### Aim:
Where a line holds the word "Glühlampen", copy that line.

----

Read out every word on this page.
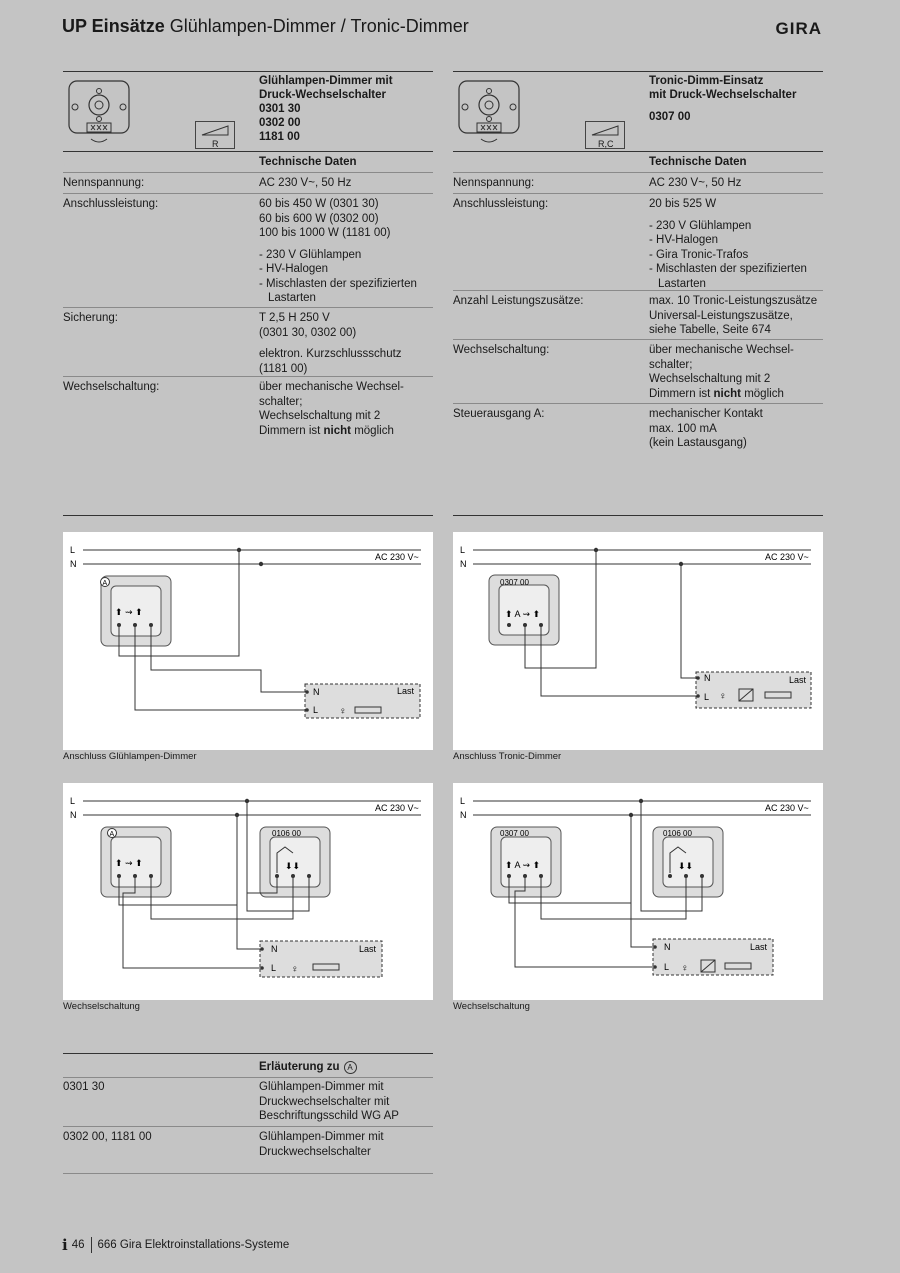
UP Einsätze Glühlampen-Dimmer / Tronic-Dimmer	GIRA
R
Glühlampen-Dimmer mit
Druck-Wechselschalter
0301 30
0302 00
1181 00
Technische Daten
Nennspannung:	AC 230 V~, 50 Hz

Anschlussleistung:	60 bis 450 W (0301 30)

60 bis 600 W (0302 00)

100 bis 1000 W (1181 00)

- 230 V Glühlampen

- HV-Halogen

- Mischlasten der spezifizierten Lastarten

Sicherung:	T 2,5 H 250 V

(0301 30, 0302 00)

elektron. Kurzschlussschutz

(1181 00)

Wechselschaltung:	über mechanische Wechsel-

schalter;

Wechselschaltung mit 2

Dimmern ist nicht möglich

R,C
Tronic-Dimm-Einsatz
mit Druck-Wechselschalter
0307 00
Technische Daten
Nennspannung:	AC 230 V~, 50 Hz

Anschlussleistung:	20 bis 525 W

- 230 V Glühlampen

- HV-Halogen

- Gira Tronic-Trafos

- Mischlasten der spezifizierten Lastarten

Anzahl Leistungszusätze:	max. 10 Tronic-Leistungszusätze

Universal-Leistungszusätze,

siehe Tabelle, Seite 674

Wechselschaltung:	über mechanische Wechsel-

schalter;

Wechselschaltung mit 2

Dimmern ist nicht möglich

Steuerausgang A:	mechanischer Kontakt

max. 100 mA

(kein Lastausgang)

L
N
AC 230 V~
A
⬆ ⇝ ⬆
N
L
Last
♀
Anschluss Glühlampen-Dimmer
L
N
AC 230 V~
0307 00
⬆ A ⇝ ⬆
N
L
Last
♀
Anschluss Tronic-Dimmer
L
N
AC 230 V~
A
⬆ ⇝ ⬆
0106 00
⬇⬇
N
L
Last
♀
Wechselschaltung
L
N
AC 230 V~
0307 00
⬆ A ⇝ ⬆
0106 00
⬇⬇
N
L
Last
♀
Wechselschaltung
Erläuterung zu A
0301 30	Glühlampen-Dimmer mit

Druckwechselschalter mit

Beschriftungsschild WG AP

0302 00, 1181 00	Glühlampen-Dimmer mit

Druckwechselschalter

i 46 666 Gira Elektroinstallations-Systeme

----

### Task response:
UP Einsätze Glühlampen-Dimmer / Tronic-Dimmer	GIRA
Glühlampen-Dimmer mit
- 230 V Glühlampen
- 230 V Glühlampen
Anschluss Glühlampen-Dimmer
0301 30	Glühlampen-Dimmer mit
0302 00, 1181 00	Glühlampen-Dimmer mit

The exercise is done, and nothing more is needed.